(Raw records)
◇ ◇ ◇ ◇ ◇ ◇ ◇
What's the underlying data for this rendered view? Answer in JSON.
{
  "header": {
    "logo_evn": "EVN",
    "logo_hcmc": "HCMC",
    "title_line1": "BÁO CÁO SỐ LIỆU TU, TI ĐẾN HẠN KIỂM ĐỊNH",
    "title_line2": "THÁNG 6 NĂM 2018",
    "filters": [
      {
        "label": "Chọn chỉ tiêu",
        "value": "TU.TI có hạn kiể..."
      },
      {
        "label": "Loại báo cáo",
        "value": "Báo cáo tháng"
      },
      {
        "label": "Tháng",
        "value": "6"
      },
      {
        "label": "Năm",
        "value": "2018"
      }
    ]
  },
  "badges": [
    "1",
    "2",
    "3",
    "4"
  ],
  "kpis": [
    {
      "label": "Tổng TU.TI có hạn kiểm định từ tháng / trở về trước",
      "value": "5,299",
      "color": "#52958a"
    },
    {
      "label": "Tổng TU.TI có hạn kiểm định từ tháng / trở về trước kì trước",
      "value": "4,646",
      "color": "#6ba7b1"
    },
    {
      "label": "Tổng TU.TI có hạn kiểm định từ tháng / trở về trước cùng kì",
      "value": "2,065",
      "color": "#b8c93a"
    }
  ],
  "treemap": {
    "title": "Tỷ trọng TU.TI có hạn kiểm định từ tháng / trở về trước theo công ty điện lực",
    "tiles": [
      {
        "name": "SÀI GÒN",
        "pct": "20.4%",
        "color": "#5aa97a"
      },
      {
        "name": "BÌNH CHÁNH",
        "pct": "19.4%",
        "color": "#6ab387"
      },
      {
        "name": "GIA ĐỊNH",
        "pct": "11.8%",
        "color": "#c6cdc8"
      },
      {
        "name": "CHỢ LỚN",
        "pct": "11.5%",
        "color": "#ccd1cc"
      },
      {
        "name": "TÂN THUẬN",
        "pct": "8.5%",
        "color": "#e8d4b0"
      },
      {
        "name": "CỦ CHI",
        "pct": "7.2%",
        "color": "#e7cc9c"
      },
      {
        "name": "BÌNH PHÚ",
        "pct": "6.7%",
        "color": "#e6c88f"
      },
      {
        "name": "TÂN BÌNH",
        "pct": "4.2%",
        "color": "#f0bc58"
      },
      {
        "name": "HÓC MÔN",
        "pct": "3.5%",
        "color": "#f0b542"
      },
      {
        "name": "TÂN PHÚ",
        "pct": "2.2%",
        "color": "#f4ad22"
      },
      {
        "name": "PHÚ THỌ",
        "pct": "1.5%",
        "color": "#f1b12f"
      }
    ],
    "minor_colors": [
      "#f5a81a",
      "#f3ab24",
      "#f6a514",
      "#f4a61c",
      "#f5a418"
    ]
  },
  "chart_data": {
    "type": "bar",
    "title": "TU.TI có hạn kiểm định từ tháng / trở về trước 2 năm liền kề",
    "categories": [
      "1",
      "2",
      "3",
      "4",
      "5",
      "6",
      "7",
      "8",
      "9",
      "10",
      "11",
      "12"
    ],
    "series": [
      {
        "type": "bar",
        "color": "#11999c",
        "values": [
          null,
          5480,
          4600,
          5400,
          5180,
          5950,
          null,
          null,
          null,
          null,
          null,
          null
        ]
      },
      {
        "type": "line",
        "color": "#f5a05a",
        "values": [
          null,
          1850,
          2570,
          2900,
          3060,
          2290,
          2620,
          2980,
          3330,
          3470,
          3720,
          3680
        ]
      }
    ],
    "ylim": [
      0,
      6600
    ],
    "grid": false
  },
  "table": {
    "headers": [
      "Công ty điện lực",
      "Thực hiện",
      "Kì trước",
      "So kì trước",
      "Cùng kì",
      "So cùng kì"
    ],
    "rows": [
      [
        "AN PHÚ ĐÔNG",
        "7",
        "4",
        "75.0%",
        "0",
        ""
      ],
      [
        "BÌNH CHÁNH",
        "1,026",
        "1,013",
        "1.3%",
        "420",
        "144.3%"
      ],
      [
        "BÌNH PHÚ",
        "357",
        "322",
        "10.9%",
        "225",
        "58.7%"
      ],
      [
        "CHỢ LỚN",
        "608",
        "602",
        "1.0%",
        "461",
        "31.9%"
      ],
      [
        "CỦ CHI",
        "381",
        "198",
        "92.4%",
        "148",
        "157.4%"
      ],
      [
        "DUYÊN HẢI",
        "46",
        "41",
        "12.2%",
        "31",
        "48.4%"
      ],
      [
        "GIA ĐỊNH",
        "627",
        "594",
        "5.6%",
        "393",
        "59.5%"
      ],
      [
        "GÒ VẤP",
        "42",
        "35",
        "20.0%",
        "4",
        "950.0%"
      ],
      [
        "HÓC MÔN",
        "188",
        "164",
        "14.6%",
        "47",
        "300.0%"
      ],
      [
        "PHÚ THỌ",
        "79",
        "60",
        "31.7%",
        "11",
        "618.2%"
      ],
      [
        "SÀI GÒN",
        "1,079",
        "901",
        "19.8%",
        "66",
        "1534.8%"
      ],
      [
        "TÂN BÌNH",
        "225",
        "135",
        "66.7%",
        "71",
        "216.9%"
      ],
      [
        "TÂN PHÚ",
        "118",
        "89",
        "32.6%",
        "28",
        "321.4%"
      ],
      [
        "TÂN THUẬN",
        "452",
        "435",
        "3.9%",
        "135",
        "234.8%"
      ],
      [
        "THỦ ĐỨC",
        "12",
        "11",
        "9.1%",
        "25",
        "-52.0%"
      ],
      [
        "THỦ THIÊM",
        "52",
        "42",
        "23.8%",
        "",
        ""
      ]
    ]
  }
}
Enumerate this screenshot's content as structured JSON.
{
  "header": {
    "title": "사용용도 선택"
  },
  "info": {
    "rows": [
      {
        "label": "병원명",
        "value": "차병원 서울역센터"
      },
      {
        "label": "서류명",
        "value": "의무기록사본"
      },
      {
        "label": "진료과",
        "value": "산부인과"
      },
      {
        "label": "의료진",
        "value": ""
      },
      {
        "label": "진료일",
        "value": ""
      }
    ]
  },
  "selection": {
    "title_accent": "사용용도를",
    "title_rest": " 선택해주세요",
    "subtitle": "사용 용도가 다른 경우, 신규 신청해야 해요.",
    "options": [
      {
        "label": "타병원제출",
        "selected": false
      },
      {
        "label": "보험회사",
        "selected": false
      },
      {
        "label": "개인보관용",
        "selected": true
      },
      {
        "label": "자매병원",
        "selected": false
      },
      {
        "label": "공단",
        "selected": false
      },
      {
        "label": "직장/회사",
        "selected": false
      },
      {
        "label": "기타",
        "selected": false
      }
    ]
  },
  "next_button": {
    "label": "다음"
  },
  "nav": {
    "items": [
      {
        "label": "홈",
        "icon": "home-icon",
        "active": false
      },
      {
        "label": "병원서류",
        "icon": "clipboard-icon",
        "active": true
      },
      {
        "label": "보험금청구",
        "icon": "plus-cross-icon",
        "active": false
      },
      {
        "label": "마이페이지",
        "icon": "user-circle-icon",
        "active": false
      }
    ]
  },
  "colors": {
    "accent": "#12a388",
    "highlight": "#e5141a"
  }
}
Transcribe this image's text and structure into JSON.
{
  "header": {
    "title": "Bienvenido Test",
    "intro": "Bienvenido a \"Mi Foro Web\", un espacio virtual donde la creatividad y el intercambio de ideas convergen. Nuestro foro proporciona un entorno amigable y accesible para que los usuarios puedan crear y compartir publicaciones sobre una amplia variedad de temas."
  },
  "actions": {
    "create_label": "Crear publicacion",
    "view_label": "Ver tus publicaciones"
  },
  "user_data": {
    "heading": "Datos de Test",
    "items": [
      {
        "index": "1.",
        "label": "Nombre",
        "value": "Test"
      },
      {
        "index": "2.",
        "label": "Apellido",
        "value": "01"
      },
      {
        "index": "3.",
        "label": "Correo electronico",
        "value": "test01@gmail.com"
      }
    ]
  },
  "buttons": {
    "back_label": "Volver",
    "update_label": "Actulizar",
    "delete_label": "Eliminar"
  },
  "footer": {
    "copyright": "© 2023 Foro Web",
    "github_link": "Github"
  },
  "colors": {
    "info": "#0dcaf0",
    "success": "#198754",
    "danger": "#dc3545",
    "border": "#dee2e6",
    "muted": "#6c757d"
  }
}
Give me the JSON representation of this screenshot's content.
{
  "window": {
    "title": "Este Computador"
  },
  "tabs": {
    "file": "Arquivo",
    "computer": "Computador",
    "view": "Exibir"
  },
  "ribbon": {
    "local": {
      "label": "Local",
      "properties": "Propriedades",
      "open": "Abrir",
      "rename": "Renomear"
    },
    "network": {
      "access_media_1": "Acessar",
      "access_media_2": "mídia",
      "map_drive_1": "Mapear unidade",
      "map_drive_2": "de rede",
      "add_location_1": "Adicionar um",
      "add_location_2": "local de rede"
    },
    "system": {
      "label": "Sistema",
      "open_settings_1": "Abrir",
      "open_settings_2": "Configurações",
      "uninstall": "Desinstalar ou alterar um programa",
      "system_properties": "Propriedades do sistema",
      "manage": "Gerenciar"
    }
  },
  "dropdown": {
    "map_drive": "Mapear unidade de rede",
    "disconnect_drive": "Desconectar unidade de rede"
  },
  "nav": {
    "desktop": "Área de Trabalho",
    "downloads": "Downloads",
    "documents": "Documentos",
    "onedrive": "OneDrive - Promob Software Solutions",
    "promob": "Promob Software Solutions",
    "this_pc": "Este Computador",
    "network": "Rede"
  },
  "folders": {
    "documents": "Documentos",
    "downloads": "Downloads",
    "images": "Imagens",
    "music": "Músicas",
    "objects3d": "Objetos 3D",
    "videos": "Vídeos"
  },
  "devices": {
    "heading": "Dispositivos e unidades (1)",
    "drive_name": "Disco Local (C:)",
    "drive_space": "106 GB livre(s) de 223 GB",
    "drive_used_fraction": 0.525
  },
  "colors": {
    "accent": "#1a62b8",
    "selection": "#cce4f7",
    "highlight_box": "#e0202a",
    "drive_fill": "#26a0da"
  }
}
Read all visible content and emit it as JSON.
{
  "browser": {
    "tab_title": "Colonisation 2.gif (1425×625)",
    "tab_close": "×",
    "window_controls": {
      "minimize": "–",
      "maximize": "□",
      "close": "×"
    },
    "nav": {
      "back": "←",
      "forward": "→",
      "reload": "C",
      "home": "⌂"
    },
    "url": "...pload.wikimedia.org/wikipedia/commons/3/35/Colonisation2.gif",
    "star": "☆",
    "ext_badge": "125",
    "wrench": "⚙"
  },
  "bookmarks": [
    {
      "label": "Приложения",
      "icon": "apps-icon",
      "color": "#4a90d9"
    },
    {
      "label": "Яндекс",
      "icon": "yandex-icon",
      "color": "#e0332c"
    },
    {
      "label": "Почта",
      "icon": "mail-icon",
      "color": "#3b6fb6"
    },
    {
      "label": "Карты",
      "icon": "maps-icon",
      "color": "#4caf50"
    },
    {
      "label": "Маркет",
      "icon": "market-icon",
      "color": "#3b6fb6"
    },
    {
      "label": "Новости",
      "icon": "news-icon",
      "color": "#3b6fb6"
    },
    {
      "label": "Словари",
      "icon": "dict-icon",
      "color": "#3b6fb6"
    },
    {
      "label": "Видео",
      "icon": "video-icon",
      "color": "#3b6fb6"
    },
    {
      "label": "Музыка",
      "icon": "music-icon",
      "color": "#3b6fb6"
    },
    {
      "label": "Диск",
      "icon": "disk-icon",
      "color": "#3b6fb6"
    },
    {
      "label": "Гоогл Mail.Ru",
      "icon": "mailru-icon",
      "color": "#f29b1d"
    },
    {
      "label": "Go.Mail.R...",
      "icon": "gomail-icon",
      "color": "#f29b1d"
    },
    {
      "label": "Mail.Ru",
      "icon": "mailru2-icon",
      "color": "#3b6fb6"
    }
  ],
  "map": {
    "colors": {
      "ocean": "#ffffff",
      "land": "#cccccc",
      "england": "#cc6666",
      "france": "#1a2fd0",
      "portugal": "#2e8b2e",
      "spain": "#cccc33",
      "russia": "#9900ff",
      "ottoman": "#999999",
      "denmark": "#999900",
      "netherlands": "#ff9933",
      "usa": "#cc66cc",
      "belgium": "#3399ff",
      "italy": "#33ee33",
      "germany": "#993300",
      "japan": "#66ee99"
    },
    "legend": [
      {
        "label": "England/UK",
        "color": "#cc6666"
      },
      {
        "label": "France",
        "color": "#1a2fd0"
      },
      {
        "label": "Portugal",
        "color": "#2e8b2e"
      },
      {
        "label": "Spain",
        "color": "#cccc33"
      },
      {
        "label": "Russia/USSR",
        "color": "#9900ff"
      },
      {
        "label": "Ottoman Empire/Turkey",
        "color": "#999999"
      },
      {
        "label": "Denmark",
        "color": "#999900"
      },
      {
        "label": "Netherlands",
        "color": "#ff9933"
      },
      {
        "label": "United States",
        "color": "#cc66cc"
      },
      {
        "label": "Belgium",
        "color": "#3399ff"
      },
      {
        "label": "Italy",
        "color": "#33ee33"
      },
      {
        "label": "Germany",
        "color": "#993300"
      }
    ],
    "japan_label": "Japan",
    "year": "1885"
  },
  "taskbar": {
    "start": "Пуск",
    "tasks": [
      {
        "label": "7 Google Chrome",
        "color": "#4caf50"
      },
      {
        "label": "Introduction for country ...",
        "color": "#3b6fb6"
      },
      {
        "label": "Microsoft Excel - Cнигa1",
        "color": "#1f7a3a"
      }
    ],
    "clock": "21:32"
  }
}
◇ ◇ ◇ ◇ ◇ ◇ ◇
> [Do this]
Work through the records line by line and tally those holding "heading". Reply with the number alone.

> [Reply to the task]
2